■ **What the task asks**
Copy each line in the data that includes the word "from".

Figure collection entries
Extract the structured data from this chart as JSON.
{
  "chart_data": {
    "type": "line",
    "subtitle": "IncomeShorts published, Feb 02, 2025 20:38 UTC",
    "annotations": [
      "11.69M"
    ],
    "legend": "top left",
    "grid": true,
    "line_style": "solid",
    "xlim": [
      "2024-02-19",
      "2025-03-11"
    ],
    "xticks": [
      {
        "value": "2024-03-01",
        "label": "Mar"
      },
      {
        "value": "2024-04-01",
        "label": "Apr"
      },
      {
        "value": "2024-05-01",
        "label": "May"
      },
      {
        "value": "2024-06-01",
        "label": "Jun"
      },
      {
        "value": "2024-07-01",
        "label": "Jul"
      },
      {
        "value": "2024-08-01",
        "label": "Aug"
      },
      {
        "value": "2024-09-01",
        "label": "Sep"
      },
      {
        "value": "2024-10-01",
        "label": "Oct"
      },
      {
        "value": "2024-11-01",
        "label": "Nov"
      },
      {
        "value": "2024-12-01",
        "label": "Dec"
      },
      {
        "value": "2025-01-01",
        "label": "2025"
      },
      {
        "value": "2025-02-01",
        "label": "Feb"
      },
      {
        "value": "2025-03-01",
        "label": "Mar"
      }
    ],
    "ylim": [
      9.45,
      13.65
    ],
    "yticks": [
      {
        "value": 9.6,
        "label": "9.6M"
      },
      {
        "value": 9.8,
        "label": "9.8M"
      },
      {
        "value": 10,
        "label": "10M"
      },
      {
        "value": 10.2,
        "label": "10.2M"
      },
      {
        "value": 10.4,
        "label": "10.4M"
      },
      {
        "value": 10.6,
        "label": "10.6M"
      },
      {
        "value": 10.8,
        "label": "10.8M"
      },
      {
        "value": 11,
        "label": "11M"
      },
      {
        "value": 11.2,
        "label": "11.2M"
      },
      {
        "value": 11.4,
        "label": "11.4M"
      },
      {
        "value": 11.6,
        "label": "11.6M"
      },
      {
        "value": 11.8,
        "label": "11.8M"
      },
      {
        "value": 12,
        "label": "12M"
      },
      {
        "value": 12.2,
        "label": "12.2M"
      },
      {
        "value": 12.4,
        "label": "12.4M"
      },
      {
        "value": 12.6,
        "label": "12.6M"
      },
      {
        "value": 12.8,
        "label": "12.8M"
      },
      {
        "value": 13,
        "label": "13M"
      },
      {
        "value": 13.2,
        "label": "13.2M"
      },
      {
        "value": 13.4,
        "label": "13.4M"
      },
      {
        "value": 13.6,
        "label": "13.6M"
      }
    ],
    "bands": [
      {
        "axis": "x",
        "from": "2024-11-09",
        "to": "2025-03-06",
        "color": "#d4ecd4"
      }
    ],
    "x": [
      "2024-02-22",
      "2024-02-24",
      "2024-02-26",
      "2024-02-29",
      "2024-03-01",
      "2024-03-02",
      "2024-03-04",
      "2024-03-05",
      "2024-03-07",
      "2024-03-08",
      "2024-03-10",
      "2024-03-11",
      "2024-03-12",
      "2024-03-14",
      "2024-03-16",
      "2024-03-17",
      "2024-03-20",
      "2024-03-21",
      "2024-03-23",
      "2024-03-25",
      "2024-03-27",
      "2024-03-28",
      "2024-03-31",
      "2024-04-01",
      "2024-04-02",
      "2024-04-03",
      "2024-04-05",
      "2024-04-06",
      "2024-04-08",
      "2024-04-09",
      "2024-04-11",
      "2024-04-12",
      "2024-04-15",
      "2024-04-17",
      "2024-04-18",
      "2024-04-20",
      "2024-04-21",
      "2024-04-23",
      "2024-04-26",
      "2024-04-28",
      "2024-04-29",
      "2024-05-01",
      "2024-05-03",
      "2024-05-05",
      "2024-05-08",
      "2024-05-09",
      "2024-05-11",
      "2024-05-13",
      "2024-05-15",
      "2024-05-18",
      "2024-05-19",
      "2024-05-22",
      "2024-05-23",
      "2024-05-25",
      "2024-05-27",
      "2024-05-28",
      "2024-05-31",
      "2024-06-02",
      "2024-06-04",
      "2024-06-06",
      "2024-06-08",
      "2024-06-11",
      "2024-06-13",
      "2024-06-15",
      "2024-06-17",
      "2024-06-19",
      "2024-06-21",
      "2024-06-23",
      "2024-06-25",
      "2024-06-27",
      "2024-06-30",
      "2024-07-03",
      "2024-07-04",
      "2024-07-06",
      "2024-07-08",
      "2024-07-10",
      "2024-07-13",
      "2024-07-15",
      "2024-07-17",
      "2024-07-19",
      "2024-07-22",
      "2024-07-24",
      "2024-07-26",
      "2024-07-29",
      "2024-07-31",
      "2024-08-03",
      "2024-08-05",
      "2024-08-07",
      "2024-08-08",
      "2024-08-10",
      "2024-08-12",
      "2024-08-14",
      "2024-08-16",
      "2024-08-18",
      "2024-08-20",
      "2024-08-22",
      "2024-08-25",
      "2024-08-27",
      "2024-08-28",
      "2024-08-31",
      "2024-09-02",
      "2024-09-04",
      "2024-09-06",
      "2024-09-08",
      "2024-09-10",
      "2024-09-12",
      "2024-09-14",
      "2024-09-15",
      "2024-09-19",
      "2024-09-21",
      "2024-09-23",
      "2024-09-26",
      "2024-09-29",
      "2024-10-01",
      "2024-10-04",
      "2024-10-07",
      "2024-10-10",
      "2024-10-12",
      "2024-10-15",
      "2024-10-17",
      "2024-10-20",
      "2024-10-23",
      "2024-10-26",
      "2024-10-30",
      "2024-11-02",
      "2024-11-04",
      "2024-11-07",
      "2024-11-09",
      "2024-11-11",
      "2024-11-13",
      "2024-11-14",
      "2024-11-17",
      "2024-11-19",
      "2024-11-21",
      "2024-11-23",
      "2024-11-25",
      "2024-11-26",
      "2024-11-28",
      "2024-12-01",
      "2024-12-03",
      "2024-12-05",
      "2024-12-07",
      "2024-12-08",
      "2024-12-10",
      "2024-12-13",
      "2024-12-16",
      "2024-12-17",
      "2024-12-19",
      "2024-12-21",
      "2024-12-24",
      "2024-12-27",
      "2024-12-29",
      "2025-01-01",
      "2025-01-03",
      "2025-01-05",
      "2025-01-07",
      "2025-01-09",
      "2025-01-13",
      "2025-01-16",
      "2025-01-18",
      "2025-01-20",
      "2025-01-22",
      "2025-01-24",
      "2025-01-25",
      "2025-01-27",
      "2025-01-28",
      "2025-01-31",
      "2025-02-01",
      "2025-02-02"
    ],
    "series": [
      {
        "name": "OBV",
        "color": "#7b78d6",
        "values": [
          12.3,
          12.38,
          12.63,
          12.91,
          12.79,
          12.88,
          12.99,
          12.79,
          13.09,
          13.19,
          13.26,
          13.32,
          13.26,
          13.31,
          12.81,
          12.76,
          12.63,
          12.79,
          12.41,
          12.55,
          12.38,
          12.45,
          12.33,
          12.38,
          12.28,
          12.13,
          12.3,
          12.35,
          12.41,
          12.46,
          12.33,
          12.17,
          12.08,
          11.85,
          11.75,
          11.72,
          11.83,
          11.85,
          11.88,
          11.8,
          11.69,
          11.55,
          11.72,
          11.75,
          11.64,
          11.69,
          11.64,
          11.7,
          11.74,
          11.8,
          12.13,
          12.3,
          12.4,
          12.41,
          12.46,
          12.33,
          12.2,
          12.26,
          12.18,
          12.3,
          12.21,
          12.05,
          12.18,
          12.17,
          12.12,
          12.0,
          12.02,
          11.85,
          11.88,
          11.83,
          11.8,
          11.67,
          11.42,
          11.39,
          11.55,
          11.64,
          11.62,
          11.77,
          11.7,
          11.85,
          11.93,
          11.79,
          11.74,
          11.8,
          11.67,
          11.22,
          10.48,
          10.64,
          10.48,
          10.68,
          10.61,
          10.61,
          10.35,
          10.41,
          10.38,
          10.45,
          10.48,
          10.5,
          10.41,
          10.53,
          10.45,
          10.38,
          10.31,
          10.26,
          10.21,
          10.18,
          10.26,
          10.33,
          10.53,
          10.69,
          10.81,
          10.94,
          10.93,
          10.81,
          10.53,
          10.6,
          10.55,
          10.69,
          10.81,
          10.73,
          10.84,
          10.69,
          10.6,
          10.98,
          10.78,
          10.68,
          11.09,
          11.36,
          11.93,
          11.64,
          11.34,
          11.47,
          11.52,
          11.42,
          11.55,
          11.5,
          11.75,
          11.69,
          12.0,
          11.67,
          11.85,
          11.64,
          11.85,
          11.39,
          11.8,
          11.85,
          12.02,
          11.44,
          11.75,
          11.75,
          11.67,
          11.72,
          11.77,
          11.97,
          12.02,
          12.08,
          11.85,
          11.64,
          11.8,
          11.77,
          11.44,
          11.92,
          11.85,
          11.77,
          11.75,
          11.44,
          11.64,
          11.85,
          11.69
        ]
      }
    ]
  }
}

■ **Solution for this exercise**
Extract the structured data from this chart as JSON.
        "from": "2024-11-09",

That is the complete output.